• **Фрагмент текста**
------------------------
Запах атомной бомбы. Воспоминания офицера-атомщика
Шрифт:
Однако искусственного небесного тела с необходимыми приборами, которыми планировалось измерять магнитное поле Земли, еще не существовало. Академия наук не смогла изготовить приборы к назначенному сроку. Королев предложил быстро собрать один простой спутник без какой-либо научной аппаратуры. В противном случае процесс мог затянуться и, по всей вероятности, американцы запустили бы свой спутник первыми.
Проекты и сроки запуска спутников обе стороны держали в глубочайшем секрете. Поэтому когда советский спутник оказался на околоземной орбите, это вызвало в США настоящий шок. На такой резонанс не рассчитывали ни Королев, ни Хрущев.
Первый
Все эти сведения сейчас опубликованы в открытой печати. Тогда ничего этого мы, несущие службу в арсенале, не знали. Но хотелось бы обратить внимание на то, что к нам головные части ракет стали поступать еще задолго до их успешных пусков. Пока одни выпускники ХПИ принимали участие в испытаниях межконтинентальных баллистических ракет и определяли эллипс рассеивания макетов их головных частей, другие выпускники уже готовили к работе их боевые головные части.
Принципиальных отличий в принципе действия и устройстве новых изделий не было, а конструктивные особенности мы освоили очень быстро. Еще раз напоминаю, что у нас на дворе была поздняя осень 1956 года.
------------------------
• **Исходные данные**
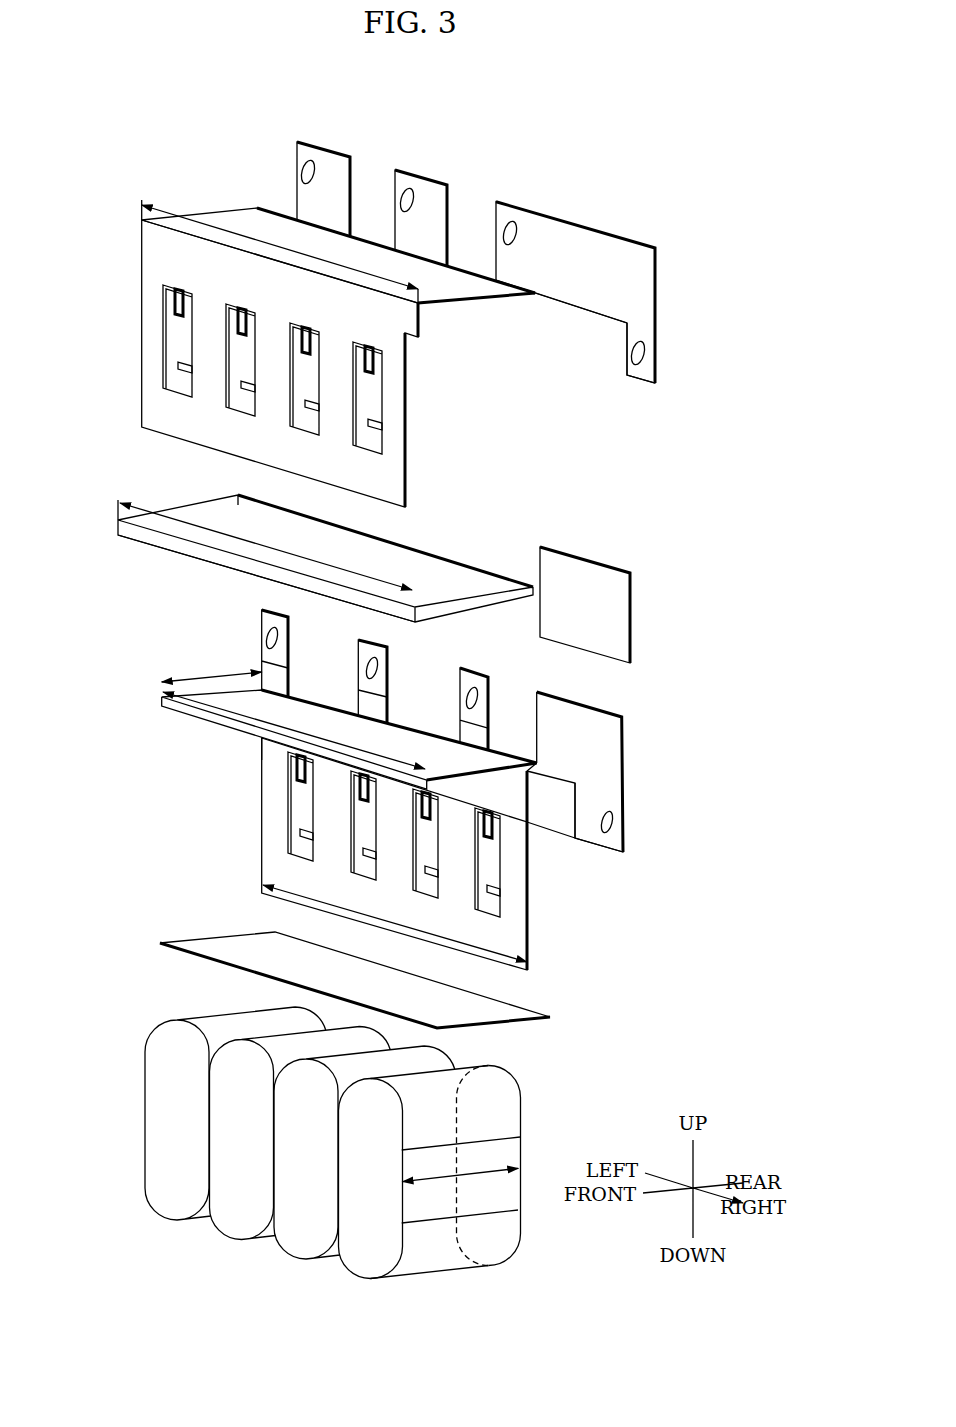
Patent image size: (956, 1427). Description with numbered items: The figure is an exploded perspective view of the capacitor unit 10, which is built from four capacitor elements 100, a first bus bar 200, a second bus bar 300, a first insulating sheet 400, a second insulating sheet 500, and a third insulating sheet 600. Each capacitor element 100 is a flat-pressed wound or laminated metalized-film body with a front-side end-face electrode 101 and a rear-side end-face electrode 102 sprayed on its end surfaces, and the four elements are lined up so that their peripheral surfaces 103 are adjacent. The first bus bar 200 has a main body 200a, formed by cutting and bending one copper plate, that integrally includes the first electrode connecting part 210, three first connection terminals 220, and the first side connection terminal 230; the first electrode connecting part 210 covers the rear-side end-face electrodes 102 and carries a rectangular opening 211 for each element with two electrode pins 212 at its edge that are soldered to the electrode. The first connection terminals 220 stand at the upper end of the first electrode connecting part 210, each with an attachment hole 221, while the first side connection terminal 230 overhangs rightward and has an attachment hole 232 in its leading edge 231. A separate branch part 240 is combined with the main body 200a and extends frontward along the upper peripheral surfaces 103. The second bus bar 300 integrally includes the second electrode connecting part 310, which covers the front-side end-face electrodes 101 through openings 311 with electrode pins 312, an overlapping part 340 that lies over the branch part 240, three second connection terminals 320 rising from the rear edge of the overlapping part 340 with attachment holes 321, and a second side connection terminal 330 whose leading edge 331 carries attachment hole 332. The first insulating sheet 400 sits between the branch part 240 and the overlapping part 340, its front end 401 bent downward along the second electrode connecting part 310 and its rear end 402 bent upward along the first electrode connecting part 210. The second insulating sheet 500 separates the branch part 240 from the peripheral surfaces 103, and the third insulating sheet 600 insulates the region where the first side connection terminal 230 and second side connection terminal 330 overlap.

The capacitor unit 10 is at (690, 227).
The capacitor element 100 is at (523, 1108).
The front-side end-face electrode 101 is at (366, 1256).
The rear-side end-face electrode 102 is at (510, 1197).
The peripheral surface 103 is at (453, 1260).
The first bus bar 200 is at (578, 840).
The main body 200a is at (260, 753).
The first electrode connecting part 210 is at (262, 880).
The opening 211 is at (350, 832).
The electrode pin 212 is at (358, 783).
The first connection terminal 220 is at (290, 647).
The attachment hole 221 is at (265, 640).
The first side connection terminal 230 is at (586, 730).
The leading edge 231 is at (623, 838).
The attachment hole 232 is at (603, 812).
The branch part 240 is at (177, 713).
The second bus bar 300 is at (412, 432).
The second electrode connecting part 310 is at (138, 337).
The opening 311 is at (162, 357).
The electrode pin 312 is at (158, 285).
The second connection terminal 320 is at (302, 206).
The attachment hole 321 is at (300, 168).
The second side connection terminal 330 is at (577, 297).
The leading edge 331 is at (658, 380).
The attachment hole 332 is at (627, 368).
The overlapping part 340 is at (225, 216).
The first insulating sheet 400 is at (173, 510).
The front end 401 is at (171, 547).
------------------------
• **Ваша задача**
Выпишите из отрывка воспоминаний все имена собственные: фамилии, названия государств, организаций и небесных тел. Расположите их в порядке первого появления и сохраните ту форму, в которой они стоят в отрывке. Данные здесь никакой роли не играют.

• **Ответ на задание**
Земли, Академия наук, Королев, США, Хрущев, ХПИ